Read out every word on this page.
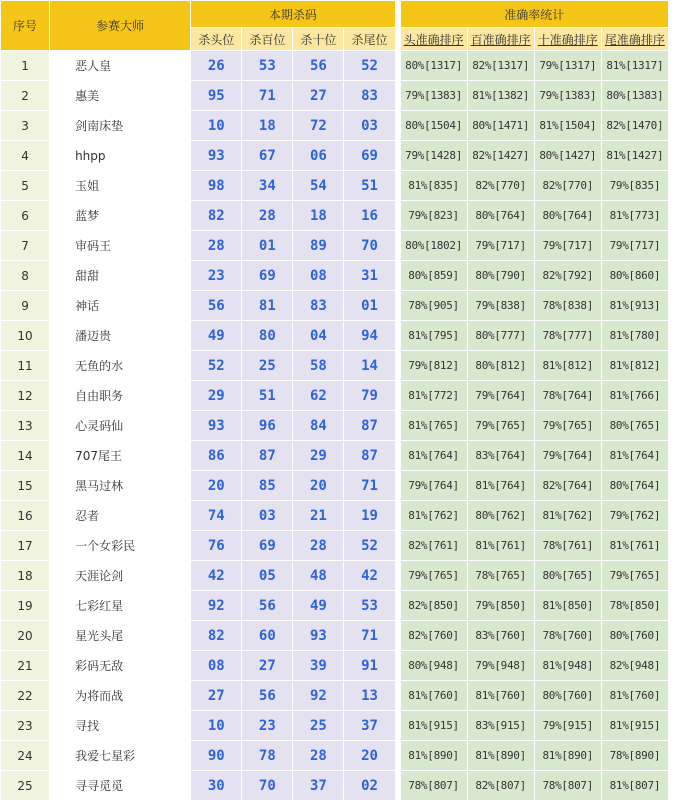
序号	参赛大师	本期杀码					准确率统计				
		杀头位	杀百位	杀十位	杀尾位		头准确排序	百准确排序	十准确排序	尾准确排序	
1	恶人皇	26	53	56	52		80%[1317]	82%[1317]	79%[1317]	81%[1317]	
2	惠美	95	71	27	83		79%[1383]	81%[1382]	79%[1383]	80%[1383]	
3	剑南床垫	10	18	72	03		80%[1504]	80%[1471]	81%[1504]	82%[1470]	
4	hhpp	93	67	06	69		79%[1428]	82%[1427]	80%[1427]	81%[1427]	
5	玉姐	98	34	54	51		81%[835]	82%[770]	82%[770]	79%[835]	
6	蓝梦	82	28	18	16		79%[823]	80%[764]	80%[764]	81%[773]	
7	审码王	28	01	89	70		80%[1802]	79%[717]	79%[717]	79%[717]	
8	甜甜	23	69	08	31		80%[859]	80%[790]	82%[792]	80%[860]	
9	神话	56	81	83	01		78%[905]	79%[838]	78%[838]	81%[913]	
10	潘迈贵	49	80	04	94		81%[795]	80%[777]	78%[777]	81%[780]	
11	无鱼的水	52	25	58	14		79%[812]	80%[812]	81%[812]	81%[812]	
12	自由职务	29	51	62	79		81%[772]	79%[764]	78%[764]	81%[766]	
13	心灵码仙	93	96	84	87		81%[765]	79%[765]	79%[765]	80%[765]	
14	707尾王	86	87	29	87		81%[764]	83%[764]	79%[764]	81%[764]	
15	黑马过林	20	85	20	71		79%[764]	81%[764]	82%[764]	80%[764]	
16	忍者	74	03	21	19		81%[762]	80%[762]	81%[762]	79%[762]	
17	一个女彩民	76	69	28	52		82%[761]	81%[761]	78%[761]	81%[761]	
18	天涯论剑	42	05	48	42		79%[765]	78%[765]	80%[765]	79%[765]	
19	七彩红星	92	56	49	53		82%[850]	79%[850]	81%[850]	78%[850]	
20	星光头尾	82	60	93	71		82%[760]	83%[760]	78%[760]	80%[760]	
21	彩码无敌	08	27	39	91		80%[948]	79%[948]	81%[948]	82%[948]	
22	为将而战	27	56	92	13		81%[760]	81%[760]	80%[760]	81%[760]	
23	寻找	10	23	25	37		81%[915]	83%[915]	79%[915]	81%[915]	
24	我爱七星彩	90	78	28	20		81%[890]	81%[890]	81%[890]	78%[890]	
25	寻寻觅觅	30	70	37	02		78%[807]	82%[807]	78%[807]	81%[807]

########################################

Return every line of the records exactly as given, pictures excluded.

Read out every word on this page.
序号	参赛大师	本期杀码					准确率统计				
		杀头位	杀百位	杀十位	杀尾位		头准确排序	百准确排序	十准确排序	尾准确排序	
1	恶人皇	26	53	56	52		80%[1317]	82%[1317]	79%[1317]	81%[1317]	
2	惠美	95	71	27	83		79%[1383]	81%[1382]	79%[1383]	80%[1383]	
3	剑南床垫	10	18	72	03		80%[1504]	80%[1471]	81%[1504]	82%[1470]	
4	hhpp	93	67	06	69		79%[1428]	82%[1427]	80%[1427]	81%[1427]	
5	玉姐	98	34	54	51		81%[835]	82%[770]	82%[770]	79%[835]	
6	蓝梦	82	28	18	16		79%[823]	80%[764]	80%[764]	81%[773]	
7	审码王	28	01	89	70		80%[1802]	79%[717]	79%[717]	79%[717]	
8	甜甜	23	69	08	31		80%[859]	80%[790]	82%[792]	80%[860]	
9	神话	56	81	83	01		78%[905]	79%[838]	78%[838]	81%[913]	
10	潘迈贵	49	80	04	94		81%[795]	80%[777]	78%[777]	81%[780]	
11	无鱼的水	52	25	58	14		79%[812]	80%[812]	81%[812]	81%[812]	
12	自由职务	29	51	62	79		81%[772]	79%[764]	78%[764]	81%[766]	
13	心灵码仙	93	96	84	87		81%[765]	79%[765]	79%[765]	80%[765]	
14	707尾王	86	87	29	87		81%[764]	83%[764]	79%[764]	81%[764]	
15	黑马过林	20	85	20	71		79%[764]	81%[764]	82%[764]	80%[764]	
16	忍者	74	03	21	19		81%[762]	80%[762]	81%[762]	79%[762]	
17	一个女彩民	76	69	28	52		82%[761]	81%[761]	78%[761]	81%[761]	
18	天涯论剑	42	05	48	42		79%[765]	78%[765]	80%[765]	79%[765]	
19	七彩红星	92	56	49	53		82%[850]	79%[850]	81%[850]	78%[850]	
20	星光头尾	82	60	93	71		82%[760]	83%[760]	78%[760]	80%[760]	
21	彩码无敌	08	27	39	91		80%[948]	79%[948]	81%[948]	82%[948]	
22	为将而战	27	56	92	13		81%[760]	81%[760]	80%[760]	81%[760]	
23	寻找	10	23	25	37		81%[915]	83%[915]	79%[915]	81%[915]	
24	我爱七星彩	90	78	28	20		81%[890]	81%[890]	81%[890]	78%[890]	
25	寻寻觅觅	30	70	37	02		78%[807]	82%[807]	78%[807]	81%[807]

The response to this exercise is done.